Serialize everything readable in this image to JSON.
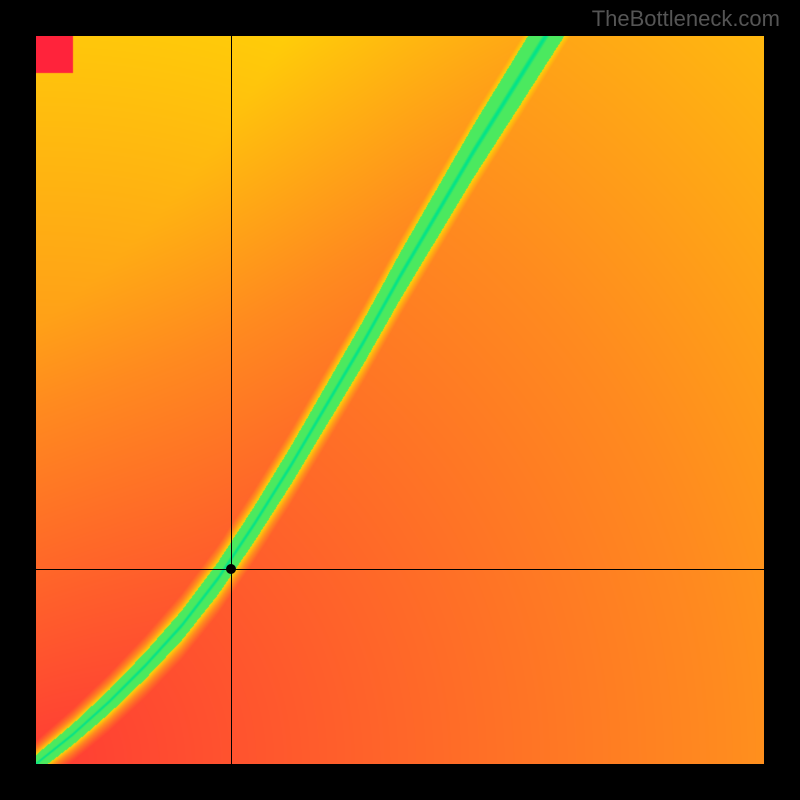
{
  "watermark": "TheBottleneck.com",
  "chart_data": {
    "type": "heatmap",
    "title": "",
    "xlabel": "",
    "ylabel": "",
    "xlim": [
      0,
      1
    ],
    "ylim": [
      0,
      1
    ],
    "axes_visible": false,
    "grid": false,
    "legend": false,
    "colorscale": {
      "description": "red-yellow-green diverging, green on the optimal band",
      "stops": [
        {
          "t": 0.0,
          "color": "#ff163f"
        },
        {
          "t": 0.45,
          "color": "#ff8a1f"
        },
        {
          "t": 0.75,
          "color": "#ffe600"
        },
        {
          "t": 0.92,
          "color": "#c8f218"
        },
        {
          "t": 1.0,
          "color": "#00e38a"
        }
      ]
    },
    "crosshair": {
      "x": 0.268,
      "y": 0.268
    },
    "optimal_band": {
      "description": "green region along superlinear diagonal curve",
      "points": [
        {
          "x": 0.0,
          "y": 0.0
        },
        {
          "x": 0.05,
          "y": 0.04
        },
        {
          "x": 0.1,
          "y": 0.085
        },
        {
          "x": 0.15,
          "y": 0.135
        },
        {
          "x": 0.2,
          "y": 0.19
        },
        {
          "x": 0.25,
          "y": 0.255
        },
        {
          "x": 0.3,
          "y": 0.33
        },
        {
          "x": 0.35,
          "y": 0.41
        },
        {
          "x": 0.4,
          "y": 0.495
        },
        {
          "x": 0.45,
          "y": 0.58
        },
        {
          "x": 0.5,
          "y": 0.67
        },
        {
          "x": 0.55,
          "y": 0.755
        },
        {
          "x": 0.6,
          "y": 0.84
        },
        {
          "x": 0.65,
          "y": 0.92
        },
        {
          "x": 0.7,
          "y": 1.0
        }
      ],
      "half_width": 0.045
    }
  }
}
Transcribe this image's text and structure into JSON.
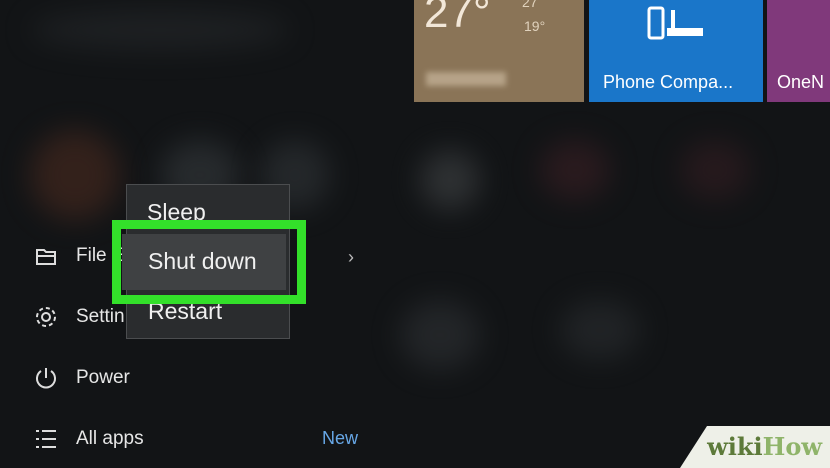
{
  "tiles": {
    "weather": {
      "temp": "27°",
      "high": "27",
      "low": "19°"
    },
    "phone": {
      "label": "Phone Compa...",
      "icon": "phone-companion-icon"
    },
    "onenote": {
      "label": "OneN"
    }
  },
  "power_menu": {
    "items": [
      "Sleep",
      "Shut down",
      "Restart"
    ],
    "highlighted": "Shut down"
  },
  "left_list": [
    {
      "label": "File E",
      "icon": "file-explorer-icon"
    },
    {
      "label": "Settin",
      "icon": "settings-icon"
    },
    {
      "label": "Power",
      "icon": "power-icon"
    },
    {
      "label": "All apps",
      "icon": "all-apps-icon"
    }
  ],
  "badge_new": "New",
  "watermark": {
    "wiki": "wiki",
    "how": "How"
  },
  "colors": {
    "highlight_box": "#33e02a",
    "phone_tile": "#1a76c9",
    "onenote_tile": "#80397b",
    "weather_tile": "#8a7457"
  }
}
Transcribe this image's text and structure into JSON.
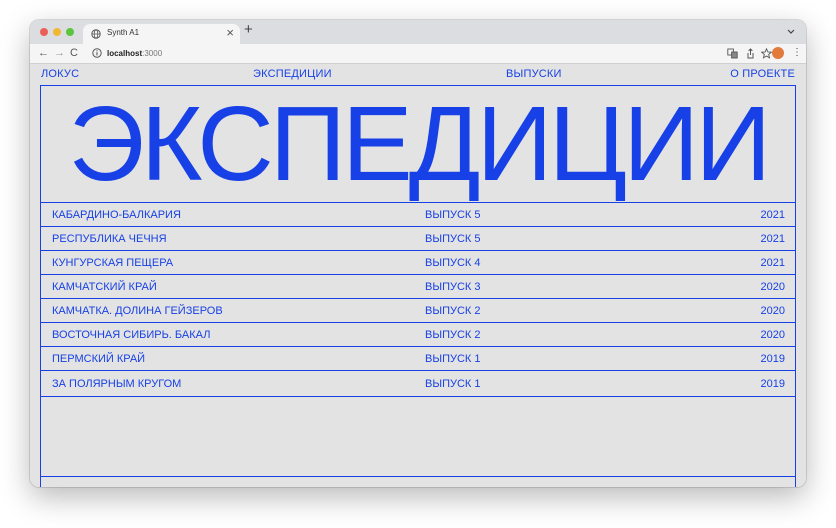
{
  "browser": {
    "tab_title": "Synth A1",
    "tab_close": "×",
    "new_tab": "+",
    "url_host": "localhost",
    "url_port": ":3000",
    "nav_back": "←",
    "nav_forward": "→",
    "nav_reload": "C",
    "menu": "⋮"
  },
  "site": {
    "nav": [
      "ЛОКУС",
      "ЭКСПЕДИЦИИ",
      "ВЫПУСКИ",
      "О ПРОЕКТЕ"
    ],
    "hero_title": "ЭКСПЕДИЦИИ",
    "rows": [
      {
        "name": "КАБАРДИНО-БАЛКАРИЯ",
        "issue": "ВЫПУСК 5",
        "year": "2021"
      },
      {
        "name": "РЕСПУБЛИКА ЧЕЧНЯ",
        "issue": "ВЫПУСК 5",
        "year": "2021"
      },
      {
        "name": "КУНГУРСКАЯ ПЕЩЕРА",
        "issue": "ВЫПУСК 4",
        "year": "2021"
      },
      {
        "name": "КАМЧАТСКИЙ КРАЙ",
        "issue": "ВЫПУСК 3",
        "year": "2020"
      },
      {
        "name": "КАМЧАТКА. ДОЛИНА ГЕЙЗЕРОВ",
        "issue": "ВЫПУСК 2",
        "year": "2020"
      },
      {
        "name": "ВОСТОЧНАЯ СИБИРЬ. БАКАЛ",
        "issue": "ВЫПУСК 2",
        "year": "2020"
      },
      {
        "name": "ПЕРМСКИЙ КРАЙ",
        "issue": "ВЫПУСК 1",
        "year": "2019"
      },
      {
        "name": "ЗА ПОЛЯРНЫМ КРУГОМ",
        "issue": "ВЫПУСК 1",
        "year": "2019"
      }
    ]
  },
  "colors": {
    "accent": "#1741e6",
    "page_background": "#e3e3e3",
    "avatar": "#e17a3a"
  },
  "icons": {
    "tab_favicon": "globe-icon",
    "site_info": "info-icon",
    "tab_list": "chevron-down-icon",
    "translate": "translate-icon",
    "share": "share-icon",
    "bookmark": "star-icon",
    "side_panel": "side-panel-icon"
  }
}
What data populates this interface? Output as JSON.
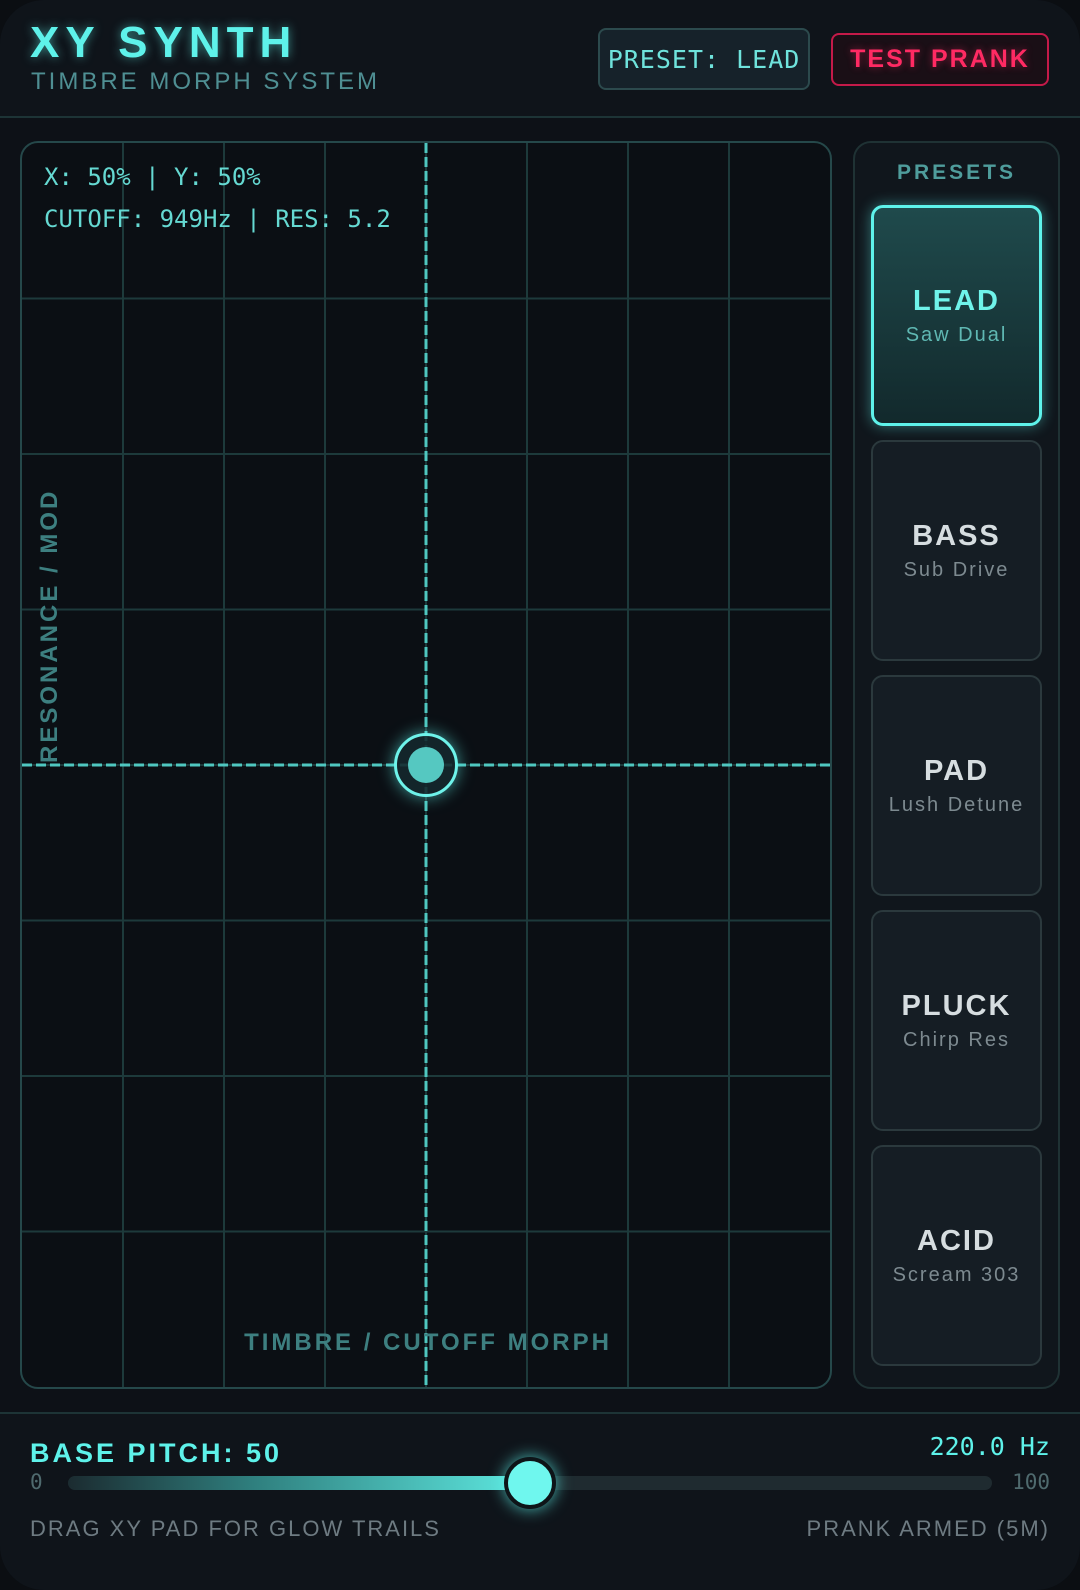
{
  "header": {
    "title": "XY SYNTH",
    "subtitle": "TIMBRE MORPH SYSTEM",
    "preset_badge": "PRESET: LEAD",
    "prank_button": "TEST PRANK"
  },
  "colors": {
    "accent": "#5ef2ea",
    "alert": "#ff2a63",
    "background": "#0d1117"
  },
  "xy_pad": {
    "readout_position": "X: 50% | Y: 50%",
    "readout_params": "CUTOFF: 949Hz | RES: 5.2",
    "x_axis_label": "TIMBRE / CUTOFF MORPH",
    "y_axis_label": "RESONANCE / MOD",
    "x_value": 0.5,
    "y_value": 0.5
  },
  "presets": {
    "title": "PRESETS",
    "items": [
      {
        "name": "LEAD",
        "desc": "Saw Dual",
        "active": true
      },
      {
        "name": "BASS",
        "desc": "Sub Drive",
        "active": false
      },
      {
        "name": "PAD",
        "desc": "Lush Detune",
        "active": false
      },
      {
        "name": "PLUCK",
        "desc": "Chirp Res",
        "active": false
      },
      {
        "name": "ACID",
        "desc": "Scream 303",
        "active": false
      }
    ]
  },
  "footer": {
    "pitch_label": "BASE PITCH: 50",
    "pitch_hz": "220.0 Hz",
    "slider_min": "0",
    "slider_max": "100",
    "slider_value": 50,
    "hint_left": "DRAG XY PAD FOR GLOW TRAILS",
    "hint_right": "PRANK ARMED (5M)"
  }
}
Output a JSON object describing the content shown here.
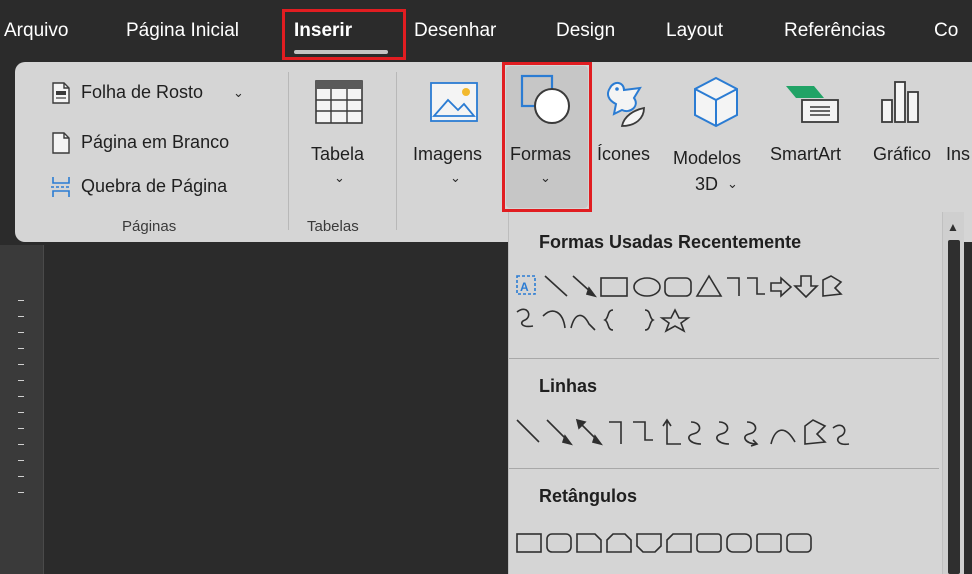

> **Stated exercise**
Answer with one number: how many lines of the entries above include the word "КРАЙ".

> **Answer below**
2